[Saved entries]
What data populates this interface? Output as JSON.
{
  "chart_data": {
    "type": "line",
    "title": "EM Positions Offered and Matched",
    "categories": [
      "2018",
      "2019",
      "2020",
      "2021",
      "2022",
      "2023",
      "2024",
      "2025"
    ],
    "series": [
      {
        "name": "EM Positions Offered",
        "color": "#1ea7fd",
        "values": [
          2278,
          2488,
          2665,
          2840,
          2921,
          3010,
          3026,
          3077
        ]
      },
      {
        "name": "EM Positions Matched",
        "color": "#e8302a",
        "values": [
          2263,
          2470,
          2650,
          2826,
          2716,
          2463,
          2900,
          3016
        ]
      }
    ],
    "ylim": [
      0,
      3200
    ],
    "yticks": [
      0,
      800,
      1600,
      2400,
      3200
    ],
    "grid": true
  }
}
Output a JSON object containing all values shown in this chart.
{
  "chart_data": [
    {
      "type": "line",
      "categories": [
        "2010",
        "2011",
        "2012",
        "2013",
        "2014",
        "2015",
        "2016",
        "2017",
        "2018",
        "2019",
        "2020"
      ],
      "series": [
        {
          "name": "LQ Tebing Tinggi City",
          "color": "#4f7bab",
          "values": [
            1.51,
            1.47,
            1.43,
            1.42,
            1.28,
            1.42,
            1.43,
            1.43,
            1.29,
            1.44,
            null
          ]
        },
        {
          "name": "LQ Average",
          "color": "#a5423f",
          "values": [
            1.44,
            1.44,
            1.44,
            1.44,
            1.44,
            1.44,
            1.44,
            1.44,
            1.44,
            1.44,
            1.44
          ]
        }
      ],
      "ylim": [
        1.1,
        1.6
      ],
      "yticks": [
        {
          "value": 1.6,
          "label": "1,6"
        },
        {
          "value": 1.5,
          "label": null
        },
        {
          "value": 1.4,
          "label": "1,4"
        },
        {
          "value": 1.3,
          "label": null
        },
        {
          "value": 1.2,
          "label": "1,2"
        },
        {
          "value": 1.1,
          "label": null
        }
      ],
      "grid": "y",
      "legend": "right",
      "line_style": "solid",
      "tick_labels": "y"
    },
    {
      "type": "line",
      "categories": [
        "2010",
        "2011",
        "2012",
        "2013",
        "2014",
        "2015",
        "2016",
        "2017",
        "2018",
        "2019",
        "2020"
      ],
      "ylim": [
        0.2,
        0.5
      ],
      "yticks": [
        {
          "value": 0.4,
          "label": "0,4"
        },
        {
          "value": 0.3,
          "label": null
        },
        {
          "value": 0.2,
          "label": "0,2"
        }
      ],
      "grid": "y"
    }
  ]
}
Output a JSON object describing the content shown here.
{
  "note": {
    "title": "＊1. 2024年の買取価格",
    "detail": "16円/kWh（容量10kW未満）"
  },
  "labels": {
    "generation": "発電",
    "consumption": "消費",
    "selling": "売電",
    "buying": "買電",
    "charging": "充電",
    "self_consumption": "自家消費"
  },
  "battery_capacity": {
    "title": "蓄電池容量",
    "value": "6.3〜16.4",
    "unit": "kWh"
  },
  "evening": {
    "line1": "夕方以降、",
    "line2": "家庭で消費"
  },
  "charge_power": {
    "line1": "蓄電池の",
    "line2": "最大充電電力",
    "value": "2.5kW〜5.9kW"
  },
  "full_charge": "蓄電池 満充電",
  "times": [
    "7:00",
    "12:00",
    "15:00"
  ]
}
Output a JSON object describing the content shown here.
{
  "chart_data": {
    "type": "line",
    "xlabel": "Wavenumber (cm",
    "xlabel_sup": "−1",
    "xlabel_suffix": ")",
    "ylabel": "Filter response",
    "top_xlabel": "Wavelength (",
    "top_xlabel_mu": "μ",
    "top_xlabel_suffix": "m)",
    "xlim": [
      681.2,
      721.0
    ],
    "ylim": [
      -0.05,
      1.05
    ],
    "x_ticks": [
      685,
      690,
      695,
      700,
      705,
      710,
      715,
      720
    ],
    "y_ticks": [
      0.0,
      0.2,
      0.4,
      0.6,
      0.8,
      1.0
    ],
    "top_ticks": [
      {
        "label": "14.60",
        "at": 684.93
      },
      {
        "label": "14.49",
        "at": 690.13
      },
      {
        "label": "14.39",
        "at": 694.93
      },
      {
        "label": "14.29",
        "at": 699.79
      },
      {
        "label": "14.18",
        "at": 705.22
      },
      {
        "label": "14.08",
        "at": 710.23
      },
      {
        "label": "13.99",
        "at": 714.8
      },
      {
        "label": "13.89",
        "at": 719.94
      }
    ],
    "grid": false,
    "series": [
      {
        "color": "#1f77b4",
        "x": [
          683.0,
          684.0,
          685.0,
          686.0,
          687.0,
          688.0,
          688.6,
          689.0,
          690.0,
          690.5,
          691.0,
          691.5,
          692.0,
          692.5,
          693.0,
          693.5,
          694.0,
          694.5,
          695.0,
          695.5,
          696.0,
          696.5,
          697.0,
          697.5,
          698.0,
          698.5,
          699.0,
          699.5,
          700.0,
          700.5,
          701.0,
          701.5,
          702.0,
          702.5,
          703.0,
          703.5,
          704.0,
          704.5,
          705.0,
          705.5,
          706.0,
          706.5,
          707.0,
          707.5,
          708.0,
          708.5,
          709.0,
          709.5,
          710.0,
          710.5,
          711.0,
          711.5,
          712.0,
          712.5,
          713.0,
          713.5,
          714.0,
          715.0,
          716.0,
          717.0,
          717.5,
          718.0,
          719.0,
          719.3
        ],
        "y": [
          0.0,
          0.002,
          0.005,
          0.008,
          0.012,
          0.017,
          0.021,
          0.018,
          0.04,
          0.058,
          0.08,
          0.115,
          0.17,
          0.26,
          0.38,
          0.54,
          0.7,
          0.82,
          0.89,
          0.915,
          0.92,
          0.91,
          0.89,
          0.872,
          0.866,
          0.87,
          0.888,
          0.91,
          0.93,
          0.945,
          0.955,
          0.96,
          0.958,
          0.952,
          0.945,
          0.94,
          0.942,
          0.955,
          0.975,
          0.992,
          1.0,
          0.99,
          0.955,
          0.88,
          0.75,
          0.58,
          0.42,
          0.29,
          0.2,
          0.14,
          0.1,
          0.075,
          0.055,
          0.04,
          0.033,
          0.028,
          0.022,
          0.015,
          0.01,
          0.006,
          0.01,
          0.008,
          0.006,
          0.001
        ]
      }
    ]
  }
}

* _PROBLEM_
Return every record above exactly as it appears.

* _EXERCISE ANSWER_
What data populates this interface? Output as JSON.
{
  "chart_data": {
    "type": "line",
    "title": "EM Positions Offered and Matched",
    "categories": [
      "2018",
      "2019",
      "2020",
      "2021",
      "2022",
      "2023",
      "2024",
      "2025"
    ],
    "series": [
      {
        "name": "EM Positions Offered",
        "color": "#1ea7fd",
        "values": [
          2278,
          2488,
          2665,
          2840,
          2921,
          3010,
          3026,
          3077
        ]
      },
      {
        "name": "EM Positions Matched",
        "color": "#e8302a",
        "values": [
          2263,
          2470,
          2650,
          2826,
          2716,
          2463,
          2900,
          3016
        ]
      }
    ],
    "ylim": [
      0,
      3200
    ],
    "yticks": [
      0,
      800,
      1600,
      2400,
      3200
    ],
    "grid": true
  }
}
Output a JSON object containing all values shown in this chart.
{
  "chart_data": [
    {
      "type": "line",
      "categories": [
        "2010",
        "2011",
        "2012",
        "2013",
        "2014",
        "2015",
        "2016",
        "2017",
        "2018",
        "2019",
        "2020"
      ],
      "series": [
        {
          "name": "LQ Tebing Tinggi City",
          "color": "#4f7bab",
          "values": [
            1.51,
            1.47,
            1.43,
            1.42,
            1.28,
            1.42,
            1.43,
            1.43,
            1.29,
            1.44,
            null
          ]
        },
        {
          "name": "LQ Average",
          "color": "#a5423f",
          "values": [
            1.44,
            1.44,
            1.44,
            1.44,
            1.44,
            1.44,
            1.44,
            1.44,
            1.44,
            1.44,
            1.44
          ]
        }
      ],
      "ylim": [
        1.1,
        1.6
      ],
      "yticks": [
        {
          "value": 1.6,
          "label": "1,6"
        },
        {
          "value": 1.5,
          "label": null
        },
        {
          "value": 1.4,
          "label": "1,4"
        },
        {
          "value": 1.3,
          "label": null
        },
        {
          "value": 1.2,
          "label": "1,2"
        },
        {
          "value": 1.1,
          "label": null
        }
      ],
      "grid": "y",
      "legend": "right",
      "line_style": "solid",
      "tick_labels": "y"
    },
    {
      "type": "line",
      "categories": [
        "2010",
        "2011",
        "2012",
        "2013",
        "2014",
        "2015",
        "2016",
        "2017",
        "2018",
        "2019",
        "2020"
      ],
      "ylim": [
        0.2,
        0.5
      ],
      "yticks": [
        {
          "value": 0.4,
          "label": "0,4"
        },
        {
          "value": 0.3,
          "label": null
        },
        {
          "value": 0.2,
          "label": "0,2"
        }
      ],
      "grid": "y"
    }
  ]
}
Output a JSON object describing the content shown here.
{
  "note": {
    "title": "＊1. 2024年の買取価格",
    "detail": "16円/kWh（容量10kW未満）"
  },
  "labels": {
    "generation": "発電",
    "consumption": "消費",
    "selling": "売電",
    "buying": "買電",
    "charging": "充電",
    "self_consumption": "自家消費"
  },
  "battery_capacity": {
    "title": "蓄電池容量",
    "value": "6.3〜16.4",
    "unit": "kWh"
  },
  "evening": {
    "line1": "夕方以降、",
    "line2": "家庭で消費"
  },
  "charge_power": {
    "line1": "蓄電池の",
    "line2": "最大充電電力",
    "value": "2.5kW〜5.9kW"
  },
  "full_charge": "蓄電池 満充電",
  "times": [
    "7:00",
    "12:00",
    "15:00"
  ]
}
Output a JSON object describing the content shown here.
{
  "chart_data": {
    "type": "line",
    "xlabel": "Wavenumber (cm",
    "xlabel_sup": "−1",
    "xlabel_suffix": ")",
    "ylabel": "Filter response",
    "top_xlabel": "Wavelength (",
    "top_xlabel_mu": "μ",
    "top_xlabel_suffix": "m)",
    "xlim": [
      681.2,
      721.0
    ],
    "ylim": [
      -0.05,
      1.05
    ],
    "x_ticks": [
      685,
      690,
      695,
      700,
      705,
      710,
      715,
      720
    ],
    "y_ticks": [
      0.0,
      0.2,
      0.4,
      0.6,
      0.8,
      1.0
    ],
    "top_ticks": [
      {
        "label": "14.60",
        "at": 684.93
      },
      {
        "label": "14.49",
        "at": 690.13
      },
      {
        "label": "14.39",
        "at": 694.93
      },
      {
        "label": "14.29",
        "at": 699.79
      },
      {
        "label": "14.18",
        "at": 705.22
      },
      {
        "label": "14.08",
        "at": 710.23
      },
      {
        "label": "13.99",
        "at": 714.8
      },
      {
        "label": "13.89",
        "at": 719.94
      }
    ],
    "grid": false,
    "series": [
      {
        "color": "#1f77b4",
        "x": [
          683.0,
          684.0,
          685.0,
          686.0,
          687.0,
          688.0,
          688.6,
          689.0,
          690.0,
          690.5,
          691.0,
          691.5,
          692.0,
          692.5,
          693.0,
          693.5,
          694.0,
          694.5,
          695.0,
          695.5,
          696.0,
          696.5,
          697.0,
          697.5,
          698.0,
          698.5,
          699.0,
          699.5,
          700.0,
          700.5,
          701.0,
          701.5,
          702.0,
          702.5,
          703.0,
          703.5,
          704.0,
          704.5,
          705.0,
          705.5,
          706.0,
          706.5,
          707.0,
          707.5,
          708.0,
          708.5,
          709.0,
          709.5,
          710.0,
          710.5,
          711.0,
          711.5,
          712.0,
          712.5,
          713.0,
          713.5,
          714.0,
          715.0,
          716.0,
          717.0,
          717.5,
          718.0,
          719.0,
          719.3
        ],
        "y": [
          0.0,
          0.002,
          0.005,
          0.008,
          0.012,
          0.017,
          0.021,
          0.018,
          0.04,
          0.058,
          0.08,
          0.115,
          0.17,
          0.26,
          0.38,
          0.54,
          0.7,
          0.82,
          0.89,
          0.915,
          0.92,
          0.91,
          0.89,
          0.872,
          0.866,
          0.87,
          0.888,
          0.91,
          0.93,
          0.945,
          0.955,
          0.96,
          0.958,
          0.952,
          0.945,
          0.94,
          0.942,
          0.955,
          0.975,
          0.992,
          1.0,
          0.99,
          0.955,
          0.88,
          0.75,
          0.58,
          0.42,
          0.29,
          0.2,
          0.14,
          0.1,
          0.075,
          0.055,
          0.04,
          0.033,
          0.028,
          0.022,
          0.015,
          0.01,
          0.006,
          0.01,
          0.008,
          0.006,
          0.001
        ]
      }
    ]
  }
}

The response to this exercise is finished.